Find the lines that contain the word "годы" and copy each one.

== Extracted entries ==
========================================================================

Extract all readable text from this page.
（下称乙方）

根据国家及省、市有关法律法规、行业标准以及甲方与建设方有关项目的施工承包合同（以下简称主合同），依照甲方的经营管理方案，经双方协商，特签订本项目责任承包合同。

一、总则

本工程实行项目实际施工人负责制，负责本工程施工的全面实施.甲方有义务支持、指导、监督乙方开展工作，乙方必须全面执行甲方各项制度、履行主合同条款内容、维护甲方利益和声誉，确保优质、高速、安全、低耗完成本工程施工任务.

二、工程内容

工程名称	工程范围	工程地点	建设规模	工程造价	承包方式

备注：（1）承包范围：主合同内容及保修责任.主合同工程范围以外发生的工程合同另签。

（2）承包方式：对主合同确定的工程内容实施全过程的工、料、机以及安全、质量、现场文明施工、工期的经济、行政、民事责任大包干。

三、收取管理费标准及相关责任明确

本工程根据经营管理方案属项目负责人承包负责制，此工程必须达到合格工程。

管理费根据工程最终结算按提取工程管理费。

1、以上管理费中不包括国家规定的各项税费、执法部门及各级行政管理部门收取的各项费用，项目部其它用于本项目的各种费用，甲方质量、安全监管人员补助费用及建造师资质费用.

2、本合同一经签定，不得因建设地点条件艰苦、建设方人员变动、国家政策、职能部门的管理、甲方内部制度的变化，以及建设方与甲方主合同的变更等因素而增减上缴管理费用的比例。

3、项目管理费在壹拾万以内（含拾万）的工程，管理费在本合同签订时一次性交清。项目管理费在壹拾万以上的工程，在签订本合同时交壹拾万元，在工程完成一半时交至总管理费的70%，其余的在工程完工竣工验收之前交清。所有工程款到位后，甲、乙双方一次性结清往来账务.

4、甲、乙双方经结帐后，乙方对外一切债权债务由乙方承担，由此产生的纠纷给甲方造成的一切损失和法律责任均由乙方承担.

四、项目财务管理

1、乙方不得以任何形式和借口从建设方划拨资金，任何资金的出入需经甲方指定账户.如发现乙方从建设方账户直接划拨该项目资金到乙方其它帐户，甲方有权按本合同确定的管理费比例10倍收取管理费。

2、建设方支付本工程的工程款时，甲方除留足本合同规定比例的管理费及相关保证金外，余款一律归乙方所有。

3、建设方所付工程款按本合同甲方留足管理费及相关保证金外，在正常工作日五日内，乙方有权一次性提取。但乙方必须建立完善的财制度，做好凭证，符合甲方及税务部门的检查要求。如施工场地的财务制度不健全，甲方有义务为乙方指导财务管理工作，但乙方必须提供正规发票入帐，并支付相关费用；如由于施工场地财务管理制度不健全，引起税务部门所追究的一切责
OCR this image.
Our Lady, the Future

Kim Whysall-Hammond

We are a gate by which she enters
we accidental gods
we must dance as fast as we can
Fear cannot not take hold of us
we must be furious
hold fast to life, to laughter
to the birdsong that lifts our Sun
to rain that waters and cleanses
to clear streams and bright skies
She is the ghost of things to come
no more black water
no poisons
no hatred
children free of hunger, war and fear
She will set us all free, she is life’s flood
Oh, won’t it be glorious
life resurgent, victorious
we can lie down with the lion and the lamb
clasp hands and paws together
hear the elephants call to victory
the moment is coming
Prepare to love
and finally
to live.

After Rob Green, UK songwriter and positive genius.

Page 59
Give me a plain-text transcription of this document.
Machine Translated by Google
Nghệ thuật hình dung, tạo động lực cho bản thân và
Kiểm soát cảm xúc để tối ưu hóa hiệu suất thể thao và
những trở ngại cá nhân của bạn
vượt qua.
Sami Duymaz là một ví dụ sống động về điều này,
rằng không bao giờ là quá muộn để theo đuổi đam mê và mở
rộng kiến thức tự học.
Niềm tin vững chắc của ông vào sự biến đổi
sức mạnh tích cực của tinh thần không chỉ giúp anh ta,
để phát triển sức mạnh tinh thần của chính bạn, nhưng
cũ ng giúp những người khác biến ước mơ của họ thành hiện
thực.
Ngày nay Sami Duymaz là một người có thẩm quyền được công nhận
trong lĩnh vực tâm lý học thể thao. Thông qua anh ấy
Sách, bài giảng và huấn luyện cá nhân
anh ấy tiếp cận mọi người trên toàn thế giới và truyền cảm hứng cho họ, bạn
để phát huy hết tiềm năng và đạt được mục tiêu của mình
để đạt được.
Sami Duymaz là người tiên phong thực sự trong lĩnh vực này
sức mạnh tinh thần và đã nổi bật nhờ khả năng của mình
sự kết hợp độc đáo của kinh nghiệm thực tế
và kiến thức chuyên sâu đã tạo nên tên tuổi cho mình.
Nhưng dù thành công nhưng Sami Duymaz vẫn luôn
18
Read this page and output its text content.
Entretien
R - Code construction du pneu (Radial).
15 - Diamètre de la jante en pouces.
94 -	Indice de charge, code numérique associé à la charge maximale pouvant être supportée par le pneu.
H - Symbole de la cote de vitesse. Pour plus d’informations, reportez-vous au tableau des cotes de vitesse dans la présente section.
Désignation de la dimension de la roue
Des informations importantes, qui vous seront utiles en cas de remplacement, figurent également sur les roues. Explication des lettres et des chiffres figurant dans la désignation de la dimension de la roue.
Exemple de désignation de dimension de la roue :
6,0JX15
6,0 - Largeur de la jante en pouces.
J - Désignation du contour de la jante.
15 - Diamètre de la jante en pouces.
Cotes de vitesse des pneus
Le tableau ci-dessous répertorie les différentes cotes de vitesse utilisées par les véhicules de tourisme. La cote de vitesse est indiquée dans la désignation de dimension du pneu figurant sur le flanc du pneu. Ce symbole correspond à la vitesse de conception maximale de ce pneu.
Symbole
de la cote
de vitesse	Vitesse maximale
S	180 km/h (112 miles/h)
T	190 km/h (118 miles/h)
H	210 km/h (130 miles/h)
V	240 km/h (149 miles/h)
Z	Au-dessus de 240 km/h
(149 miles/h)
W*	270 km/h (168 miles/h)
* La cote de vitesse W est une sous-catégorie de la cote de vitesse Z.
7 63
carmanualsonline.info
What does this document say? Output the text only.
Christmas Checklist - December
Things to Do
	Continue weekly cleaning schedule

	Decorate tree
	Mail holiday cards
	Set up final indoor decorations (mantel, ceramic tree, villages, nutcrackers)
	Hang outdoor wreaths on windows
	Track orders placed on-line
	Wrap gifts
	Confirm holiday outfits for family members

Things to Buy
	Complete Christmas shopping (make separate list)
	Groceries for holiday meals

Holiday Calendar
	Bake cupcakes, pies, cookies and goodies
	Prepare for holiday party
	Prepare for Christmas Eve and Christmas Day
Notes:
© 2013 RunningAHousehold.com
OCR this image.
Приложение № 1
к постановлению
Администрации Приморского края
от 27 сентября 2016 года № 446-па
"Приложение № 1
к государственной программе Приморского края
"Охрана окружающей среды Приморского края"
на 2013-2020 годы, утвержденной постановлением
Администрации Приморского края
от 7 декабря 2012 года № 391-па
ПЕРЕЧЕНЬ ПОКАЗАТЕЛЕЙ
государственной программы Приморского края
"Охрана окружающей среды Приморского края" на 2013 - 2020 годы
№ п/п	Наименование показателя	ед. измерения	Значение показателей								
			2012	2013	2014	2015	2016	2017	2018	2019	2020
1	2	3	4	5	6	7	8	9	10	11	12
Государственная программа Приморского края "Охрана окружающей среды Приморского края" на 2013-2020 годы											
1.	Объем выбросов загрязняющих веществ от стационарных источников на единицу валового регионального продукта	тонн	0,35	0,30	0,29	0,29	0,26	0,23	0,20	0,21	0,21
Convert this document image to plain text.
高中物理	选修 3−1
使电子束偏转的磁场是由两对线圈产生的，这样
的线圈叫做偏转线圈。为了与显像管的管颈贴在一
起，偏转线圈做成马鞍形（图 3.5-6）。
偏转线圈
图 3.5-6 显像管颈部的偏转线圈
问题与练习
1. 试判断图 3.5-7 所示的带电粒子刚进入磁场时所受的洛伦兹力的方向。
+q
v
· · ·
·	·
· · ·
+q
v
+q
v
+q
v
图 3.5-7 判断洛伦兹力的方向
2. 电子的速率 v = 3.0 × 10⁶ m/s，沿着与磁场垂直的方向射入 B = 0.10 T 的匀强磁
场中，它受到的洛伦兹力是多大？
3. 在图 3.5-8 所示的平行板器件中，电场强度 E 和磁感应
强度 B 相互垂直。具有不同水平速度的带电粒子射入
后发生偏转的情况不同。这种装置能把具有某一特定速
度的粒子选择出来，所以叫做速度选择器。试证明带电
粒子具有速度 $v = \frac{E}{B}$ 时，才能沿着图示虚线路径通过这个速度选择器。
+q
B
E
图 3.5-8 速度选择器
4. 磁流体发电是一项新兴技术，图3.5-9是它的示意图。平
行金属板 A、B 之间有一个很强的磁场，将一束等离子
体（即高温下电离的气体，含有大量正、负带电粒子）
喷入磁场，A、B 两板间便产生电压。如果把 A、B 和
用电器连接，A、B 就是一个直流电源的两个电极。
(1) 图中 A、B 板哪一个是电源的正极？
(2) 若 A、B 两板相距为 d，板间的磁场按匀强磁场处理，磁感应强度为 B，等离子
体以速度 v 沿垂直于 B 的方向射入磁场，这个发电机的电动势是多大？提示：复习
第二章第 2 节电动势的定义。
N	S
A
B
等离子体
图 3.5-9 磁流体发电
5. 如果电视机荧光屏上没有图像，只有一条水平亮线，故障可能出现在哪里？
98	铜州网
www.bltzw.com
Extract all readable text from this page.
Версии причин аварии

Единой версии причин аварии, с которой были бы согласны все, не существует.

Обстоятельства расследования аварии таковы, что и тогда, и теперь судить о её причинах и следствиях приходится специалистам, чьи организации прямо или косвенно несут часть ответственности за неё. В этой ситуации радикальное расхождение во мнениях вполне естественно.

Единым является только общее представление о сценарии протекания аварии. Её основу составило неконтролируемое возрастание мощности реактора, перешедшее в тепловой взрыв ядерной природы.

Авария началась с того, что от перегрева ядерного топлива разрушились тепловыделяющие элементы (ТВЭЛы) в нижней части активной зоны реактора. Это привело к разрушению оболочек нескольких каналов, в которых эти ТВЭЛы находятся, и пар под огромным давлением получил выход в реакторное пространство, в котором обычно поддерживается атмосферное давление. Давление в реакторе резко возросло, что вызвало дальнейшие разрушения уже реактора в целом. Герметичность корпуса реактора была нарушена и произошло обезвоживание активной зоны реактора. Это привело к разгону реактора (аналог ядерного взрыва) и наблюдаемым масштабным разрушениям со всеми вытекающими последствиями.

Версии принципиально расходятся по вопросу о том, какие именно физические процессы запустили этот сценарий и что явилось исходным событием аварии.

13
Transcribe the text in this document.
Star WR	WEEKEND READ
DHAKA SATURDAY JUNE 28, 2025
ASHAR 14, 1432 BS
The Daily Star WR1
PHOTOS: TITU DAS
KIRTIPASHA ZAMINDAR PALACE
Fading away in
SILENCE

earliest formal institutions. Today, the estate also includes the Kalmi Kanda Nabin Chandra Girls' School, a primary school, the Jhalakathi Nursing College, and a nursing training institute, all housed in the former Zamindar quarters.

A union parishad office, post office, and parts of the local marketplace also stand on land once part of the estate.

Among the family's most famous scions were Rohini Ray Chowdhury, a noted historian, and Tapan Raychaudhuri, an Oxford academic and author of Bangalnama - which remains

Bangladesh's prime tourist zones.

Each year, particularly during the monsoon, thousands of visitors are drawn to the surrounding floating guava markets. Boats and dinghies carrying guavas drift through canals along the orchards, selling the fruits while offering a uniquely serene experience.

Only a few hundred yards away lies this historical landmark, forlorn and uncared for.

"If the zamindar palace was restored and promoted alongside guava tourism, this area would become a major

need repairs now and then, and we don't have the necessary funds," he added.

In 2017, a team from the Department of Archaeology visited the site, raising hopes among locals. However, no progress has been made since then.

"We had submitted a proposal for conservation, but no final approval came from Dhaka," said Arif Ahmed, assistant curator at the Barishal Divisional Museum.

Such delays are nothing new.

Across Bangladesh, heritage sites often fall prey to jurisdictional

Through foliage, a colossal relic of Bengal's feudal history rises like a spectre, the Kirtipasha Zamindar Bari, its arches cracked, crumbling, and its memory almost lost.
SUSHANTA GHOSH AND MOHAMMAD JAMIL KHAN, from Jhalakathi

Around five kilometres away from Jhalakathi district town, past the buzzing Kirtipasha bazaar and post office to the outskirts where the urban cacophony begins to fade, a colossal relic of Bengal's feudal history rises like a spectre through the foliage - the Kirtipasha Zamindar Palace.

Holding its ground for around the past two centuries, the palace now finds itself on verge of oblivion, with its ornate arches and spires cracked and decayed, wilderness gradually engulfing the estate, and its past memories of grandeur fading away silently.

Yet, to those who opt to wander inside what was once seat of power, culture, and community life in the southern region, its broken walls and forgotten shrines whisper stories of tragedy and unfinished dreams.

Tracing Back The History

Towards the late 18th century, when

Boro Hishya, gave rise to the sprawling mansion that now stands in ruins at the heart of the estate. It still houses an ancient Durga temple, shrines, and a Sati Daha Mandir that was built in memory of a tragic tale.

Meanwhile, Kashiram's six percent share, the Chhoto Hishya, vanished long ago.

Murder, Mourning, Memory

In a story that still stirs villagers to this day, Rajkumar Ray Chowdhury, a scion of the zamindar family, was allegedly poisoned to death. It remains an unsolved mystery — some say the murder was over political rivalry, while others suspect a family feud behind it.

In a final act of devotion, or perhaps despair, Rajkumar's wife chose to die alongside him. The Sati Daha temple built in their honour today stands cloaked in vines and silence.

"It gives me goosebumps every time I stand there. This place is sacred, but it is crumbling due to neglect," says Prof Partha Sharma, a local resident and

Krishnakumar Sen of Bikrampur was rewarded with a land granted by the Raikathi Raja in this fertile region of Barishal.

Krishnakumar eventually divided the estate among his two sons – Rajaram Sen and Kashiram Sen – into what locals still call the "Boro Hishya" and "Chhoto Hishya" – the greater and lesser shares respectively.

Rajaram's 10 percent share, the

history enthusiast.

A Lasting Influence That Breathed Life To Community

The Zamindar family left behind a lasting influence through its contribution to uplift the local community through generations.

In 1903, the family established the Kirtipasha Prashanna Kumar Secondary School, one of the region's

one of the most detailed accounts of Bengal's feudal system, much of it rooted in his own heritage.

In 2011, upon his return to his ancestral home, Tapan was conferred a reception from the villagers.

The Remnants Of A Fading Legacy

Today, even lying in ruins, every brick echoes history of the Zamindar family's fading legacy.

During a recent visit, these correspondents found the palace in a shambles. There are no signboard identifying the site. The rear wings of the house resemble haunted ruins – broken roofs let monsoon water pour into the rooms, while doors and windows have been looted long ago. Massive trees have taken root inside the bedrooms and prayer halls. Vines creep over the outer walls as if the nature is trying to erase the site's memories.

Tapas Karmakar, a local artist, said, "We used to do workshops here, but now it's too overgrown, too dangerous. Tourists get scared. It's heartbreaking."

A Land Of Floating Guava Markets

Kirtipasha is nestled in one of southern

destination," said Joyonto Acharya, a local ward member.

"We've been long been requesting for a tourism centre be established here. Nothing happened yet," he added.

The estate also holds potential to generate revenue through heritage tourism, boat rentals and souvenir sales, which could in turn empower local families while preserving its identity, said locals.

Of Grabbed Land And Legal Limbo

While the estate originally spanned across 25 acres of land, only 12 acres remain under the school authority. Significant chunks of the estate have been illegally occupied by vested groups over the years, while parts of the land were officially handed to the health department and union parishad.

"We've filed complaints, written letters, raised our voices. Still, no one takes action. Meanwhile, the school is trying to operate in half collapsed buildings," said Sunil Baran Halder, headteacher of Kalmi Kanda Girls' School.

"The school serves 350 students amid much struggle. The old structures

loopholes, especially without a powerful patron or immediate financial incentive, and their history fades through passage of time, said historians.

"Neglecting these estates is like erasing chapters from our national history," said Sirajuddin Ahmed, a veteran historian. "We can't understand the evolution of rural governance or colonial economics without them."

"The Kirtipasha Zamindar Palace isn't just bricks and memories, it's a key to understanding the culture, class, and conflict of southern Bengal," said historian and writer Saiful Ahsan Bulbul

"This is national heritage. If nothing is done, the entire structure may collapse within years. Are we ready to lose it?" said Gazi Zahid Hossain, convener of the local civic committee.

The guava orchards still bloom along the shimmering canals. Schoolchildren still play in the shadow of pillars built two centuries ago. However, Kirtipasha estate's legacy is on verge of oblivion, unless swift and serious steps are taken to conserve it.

========================================================================

== Answer below ==
на 2013-2020 годы, утвержденной постановлением
"Охрана окружающей среды Приморского края" на 2013 - 2020 годы
Государственная программа Приморского края "Охрана окружающей среды Приморского края" на 2013-2020 годы											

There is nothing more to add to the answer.